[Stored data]
— BEGIN —
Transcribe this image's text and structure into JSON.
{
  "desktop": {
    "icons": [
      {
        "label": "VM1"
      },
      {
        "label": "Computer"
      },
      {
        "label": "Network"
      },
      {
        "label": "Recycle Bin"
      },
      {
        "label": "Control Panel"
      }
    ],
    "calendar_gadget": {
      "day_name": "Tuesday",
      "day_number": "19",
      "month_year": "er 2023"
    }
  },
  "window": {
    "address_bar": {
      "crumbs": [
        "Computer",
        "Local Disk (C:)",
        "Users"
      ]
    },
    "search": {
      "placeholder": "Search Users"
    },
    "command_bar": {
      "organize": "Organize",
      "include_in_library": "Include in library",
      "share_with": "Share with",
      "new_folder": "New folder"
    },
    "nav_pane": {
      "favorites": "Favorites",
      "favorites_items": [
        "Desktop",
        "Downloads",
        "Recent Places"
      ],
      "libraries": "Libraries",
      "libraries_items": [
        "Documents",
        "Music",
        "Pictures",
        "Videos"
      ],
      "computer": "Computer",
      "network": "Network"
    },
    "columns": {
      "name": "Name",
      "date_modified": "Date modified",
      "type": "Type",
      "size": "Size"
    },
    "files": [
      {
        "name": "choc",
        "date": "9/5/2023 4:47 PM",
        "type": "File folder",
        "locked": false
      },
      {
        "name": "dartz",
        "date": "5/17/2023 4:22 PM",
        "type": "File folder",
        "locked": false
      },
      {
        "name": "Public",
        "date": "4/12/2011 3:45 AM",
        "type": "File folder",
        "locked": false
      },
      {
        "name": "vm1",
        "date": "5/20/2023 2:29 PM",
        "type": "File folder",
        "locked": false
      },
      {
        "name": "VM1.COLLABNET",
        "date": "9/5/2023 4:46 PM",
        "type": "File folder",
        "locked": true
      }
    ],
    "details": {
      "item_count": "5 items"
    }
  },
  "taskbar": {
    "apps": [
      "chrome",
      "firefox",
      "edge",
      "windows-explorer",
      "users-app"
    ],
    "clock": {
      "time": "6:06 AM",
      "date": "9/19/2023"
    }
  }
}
— END —
** What is required **
Print all of the entries again, exactly as written.

** Correct result **
Transcribe this image's text and structure into JSON.
{
  "desktop": {
    "icons": [
      {
        "label": "VM1"
      },
      {
        "label": "Computer"
      },
      {
        "label": "Network"
      },
      {
        "label": "Recycle Bin"
      },
      {
        "label": "Control Panel"
      }
    ],
    "calendar_gadget": {
      "day_name": "Tuesday",
      "day_number": "19",
      "month_year": "er 2023"
    }
  },
  "window": {
    "address_bar": {
      "crumbs": [
        "Computer",
        "Local Disk (C:)",
        "Users"
      ]
    },
    "search": {
      "placeholder": "Search Users"
    },
    "command_bar": {
      "organize": "Organize",
      "include_in_library": "Include in library",
      "share_with": "Share with",
      "new_folder": "New folder"
    },
    "nav_pane": {
      "favorites": "Favorites",
      "favorites_items": [
        "Desktop",
        "Downloads",
        "Recent Places"
      ],
      "libraries": "Libraries",
      "libraries_items": [
        "Documents",
        "Music",
        "Pictures",
        "Videos"
      ],
      "computer": "Computer",
      "network": "Network"
    },
    "columns": {
      "name": "Name",
      "date_modified": "Date modified",
      "type": "Type",
      "size": "Size"
    },
    "files": [
      {
        "name": "choc",
        "date": "9/5/2023 4:47 PM",
        "type": "File folder",
        "locked": false
      },
      {
        "name": "dartz",
        "date": "5/17/2023 4:22 PM",
        "type": "File folder",
        "locked": false
      },
      {
        "name": "Public",
        "date": "4/12/2011 3:45 AM",
        "type": "File folder",
        "locked": false
      },
      {
        "name": "vm1",
        "date": "5/20/2023 2:29 PM",
        "type": "File folder",
        "locked": false
      },
      {
        "name": "VM1.COLLABNET",
        "date": "9/5/2023 4:46 PM",
        "type": "File folder",
        "locked": true
      }
    ],
    "details": {
      "item_count": "5 items"
    }
  },
  "taskbar": {
    "apps": [
      "chrome",
      "firefox",
      "edge",
      "windows-explorer",
      "users-app"
    ],
    "clock": {
      "time": "6:06 AM",
      "date": "9/19/2023"
    }
  }
}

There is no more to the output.